[Begin Supplied records]

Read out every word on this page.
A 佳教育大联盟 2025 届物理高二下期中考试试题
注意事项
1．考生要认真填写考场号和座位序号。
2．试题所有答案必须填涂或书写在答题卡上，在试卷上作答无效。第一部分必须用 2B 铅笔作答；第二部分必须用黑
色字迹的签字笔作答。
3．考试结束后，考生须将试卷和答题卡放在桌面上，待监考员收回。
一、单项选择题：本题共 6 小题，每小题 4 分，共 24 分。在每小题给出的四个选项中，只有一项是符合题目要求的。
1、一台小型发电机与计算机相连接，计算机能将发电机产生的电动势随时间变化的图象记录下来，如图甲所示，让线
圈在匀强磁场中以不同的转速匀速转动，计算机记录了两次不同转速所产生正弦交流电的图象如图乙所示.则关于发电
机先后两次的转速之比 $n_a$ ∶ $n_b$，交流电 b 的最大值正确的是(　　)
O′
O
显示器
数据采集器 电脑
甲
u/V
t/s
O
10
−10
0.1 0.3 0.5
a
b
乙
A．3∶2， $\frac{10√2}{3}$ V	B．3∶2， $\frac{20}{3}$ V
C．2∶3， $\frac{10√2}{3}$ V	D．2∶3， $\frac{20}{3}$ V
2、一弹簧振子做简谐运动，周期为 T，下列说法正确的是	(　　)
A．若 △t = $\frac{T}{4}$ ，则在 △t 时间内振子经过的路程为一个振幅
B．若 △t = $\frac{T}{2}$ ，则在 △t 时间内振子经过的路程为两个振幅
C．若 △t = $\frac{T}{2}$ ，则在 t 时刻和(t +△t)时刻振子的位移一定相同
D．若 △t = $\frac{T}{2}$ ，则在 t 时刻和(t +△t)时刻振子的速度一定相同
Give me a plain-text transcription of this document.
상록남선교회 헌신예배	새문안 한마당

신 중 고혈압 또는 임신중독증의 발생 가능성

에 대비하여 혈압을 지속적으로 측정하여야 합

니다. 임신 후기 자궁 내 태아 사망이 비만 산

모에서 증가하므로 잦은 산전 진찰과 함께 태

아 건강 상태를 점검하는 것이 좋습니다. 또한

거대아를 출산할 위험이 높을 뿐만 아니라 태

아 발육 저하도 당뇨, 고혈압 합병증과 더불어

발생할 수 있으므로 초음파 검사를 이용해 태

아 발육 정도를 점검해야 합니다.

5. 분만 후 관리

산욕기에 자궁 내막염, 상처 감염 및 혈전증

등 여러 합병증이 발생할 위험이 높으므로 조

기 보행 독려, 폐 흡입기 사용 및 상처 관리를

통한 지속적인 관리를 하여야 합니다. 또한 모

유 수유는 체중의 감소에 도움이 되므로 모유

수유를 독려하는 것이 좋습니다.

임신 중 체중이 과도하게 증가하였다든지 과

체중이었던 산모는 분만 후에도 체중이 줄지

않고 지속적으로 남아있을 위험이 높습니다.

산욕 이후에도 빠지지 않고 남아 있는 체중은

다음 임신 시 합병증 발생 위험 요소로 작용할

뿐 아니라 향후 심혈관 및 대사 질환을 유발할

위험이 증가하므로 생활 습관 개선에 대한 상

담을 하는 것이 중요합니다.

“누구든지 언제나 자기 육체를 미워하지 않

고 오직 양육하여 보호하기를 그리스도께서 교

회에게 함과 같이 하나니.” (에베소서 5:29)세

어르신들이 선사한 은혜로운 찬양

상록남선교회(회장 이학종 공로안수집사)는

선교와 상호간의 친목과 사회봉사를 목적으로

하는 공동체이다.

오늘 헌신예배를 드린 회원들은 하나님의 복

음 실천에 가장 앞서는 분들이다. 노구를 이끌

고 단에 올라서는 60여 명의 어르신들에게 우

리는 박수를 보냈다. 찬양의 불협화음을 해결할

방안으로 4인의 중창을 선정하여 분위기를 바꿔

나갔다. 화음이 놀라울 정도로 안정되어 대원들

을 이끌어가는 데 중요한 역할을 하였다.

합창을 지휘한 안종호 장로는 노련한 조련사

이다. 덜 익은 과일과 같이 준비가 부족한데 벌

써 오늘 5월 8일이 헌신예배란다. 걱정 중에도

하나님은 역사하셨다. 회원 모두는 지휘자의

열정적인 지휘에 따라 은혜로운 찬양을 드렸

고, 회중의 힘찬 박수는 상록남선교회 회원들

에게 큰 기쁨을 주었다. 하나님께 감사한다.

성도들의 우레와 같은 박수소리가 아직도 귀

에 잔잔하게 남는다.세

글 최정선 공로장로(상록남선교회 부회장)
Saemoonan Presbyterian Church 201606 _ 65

[End Supplied records]

• [Written instruction]
Every entry in the listing must be retyped exactly.

• [The solution]
Read out every word on this page.
A 佳教育大联盟 2025 届物理高二下期中考试试题
注意事项
1．考生要认真填写考场号和座位序号。
2．试题所有答案必须填涂或书写在答题卡上，在试卷上作答无效。第一部分必须用 2B 铅笔作答；第二部分必须用黑
色字迹的签字笔作答。
3．考试结束后，考生须将试卷和答题卡放在桌面上，待监考员收回。
一、单项选择题：本题共 6 小题，每小题 4 分，共 24 分。在每小题给出的四个选项中，只有一项是符合题目要求的。
1、一台小型发电机与计算机相连接，计算机能将发电机产生的电动势随时间变化的图象记录下来，如图甲所示，让线
圈在匀强磁场中以不同的转速匀速转动，计算机记录了两次不同转速所产生正弦交流电的图象如图乙所示.则关于发电
机先后两次的转速之比 $n_a$ ∶ $n_b$，交流电 b 的最大值正确的是(　　)
O′
O
显示器
数据采集器 电脑
甲
u/V
t/s
O
10
−10
0.1 0.3 0.5
a
b
乙
A．3∶2， $\frac{10√2}{3}$ V	B．3∶2， $\frac{20}{3}$ V
C．2∶3， $\frac{10√2}{3}$ V	D．2∶3， $\frac{20}{3}$ V
2、一弹簧振子做简谐运动，周期为 T，下列说法正确的是	(　　)
A．若 △t = $\frac{T}{4}$ ，则在 △t 时间内振子经过的路程为一个振幅
B．若 △t = $\frac{T}{2}$ ，则在 △t 时间内振子经过的路程为两个振幅
C．若 △t = $\frac{T}{2}$ ，则在 t 时刻和(t +△t)时刻振子的位移一定相同
D．若 △t = $\frac{T}{2}$ ，则在 t 时刻和(t +△t)时刻振子的速度一定相同
Give me a plain-text transcription of this document.
상록남선교회 헌신예배	새문안 한마당

신 중 고혈압 또는 임신중독증의 발생 가능성

에 대비하여 혈압을 지속적으로 측정하여야 합

니다. 임신 후기 자궁 내 태아 사망이 비만 산

모에서 증가하므로 잦은 산전 진찰과 함께 태

아 건강 상태를 점검하는 것이 좋습니다. 또한

거대아를 출산할 위험이 높을 뿐만 아니라 태

아 발육 저하도 당뇨, 고혈압 합병증과 더불어

발생할 수 있으므로 초음파 검사를 이용해 태

아 발육 정도를 점검해야 합니다.

5. 분만 후 관리

산욕기에 자궁 내막염, 상처 감염 및 혈전증

등 여러 합병증이 발생할 위험이 높으므로 조

기 보행 독려, 폐 흡입기 사용 및 상처 관리를

통한 지속적인 관리를 하여야 합니다. 또한 모

유 수유는 체중의 감소에 도움이 되므로 모유

수유를 독려하는 것이 좋습니다.

임신 중 체중이 과도하게 증가하였다든지 과

체중이었던 산모는 분만 후에도 체중이 줄지

않고 지속적으로 남아있을 위험이 높습니다.

산욕 이후에도 빠지지 않고 남아 있는 체중은

다음 임신 시 합병증 발생 위험 요소로 작용할

뿐 아니라 향후 심혈관 및 대사 질환을 유발할

위험이 증가하므로 생활 습관 개선에 대한 상

담을 하는 것이 중요합니다.

“누구든지 언제나 자기 육체를 미워하지 않

고 오직 양육하여 보호하기를 그리스도께서 교

회에게 함과 같이 하나니.” (에베소서 5:29)세

어르신들이 선사한 은혜로운 찬양

상록남선교회(회장 이학종 공로안수집사)는

선교와 상호간의 친목과 사회봉사를 목적으로

하는 공동체이다.

오늘 헌신예배를 드린 회원들은 하나님의 복

음 실천에 가장 앞서는 분들이다. 노구를 이끌

고 단에 올라서는 60여 명의 어르신들에게 우

리는 박수를 보냈다. 찬양의 불협화음을 해결할

방안으로 4인의 중창을 선정하여 분위기를 바꿔

나갔다. 화음이 놀라울 정도로 안정되어 대원들

을 이끌어가는 데 중요한 역할을 하였다.

합창을 지휘한 안종호 장로는 노련한 조련사

이다. 덜 익은 과일과 같이 준비가 부족한데 벌

써 오늘 5월 8일이 헌신예배란다. 걱정 중에도

하나님은 역사하셨다. 회원 모두는 지휘자의

열정적인 지휘에 따라 은혜로운 찬양을 드렸

고, 회중의 힘찬 박수는 상록남선교회 회원들

에게 큰 기쁨을 주었다. 하나님께 감사한다.

성도들의 우레와 같은 박수소리가 아직도 귀

에 잔잔하게 남는다.세

글 최정선 공로장로(상록남선교회 부회장)
Saemoonan Presbyterian Church 201606 _ 65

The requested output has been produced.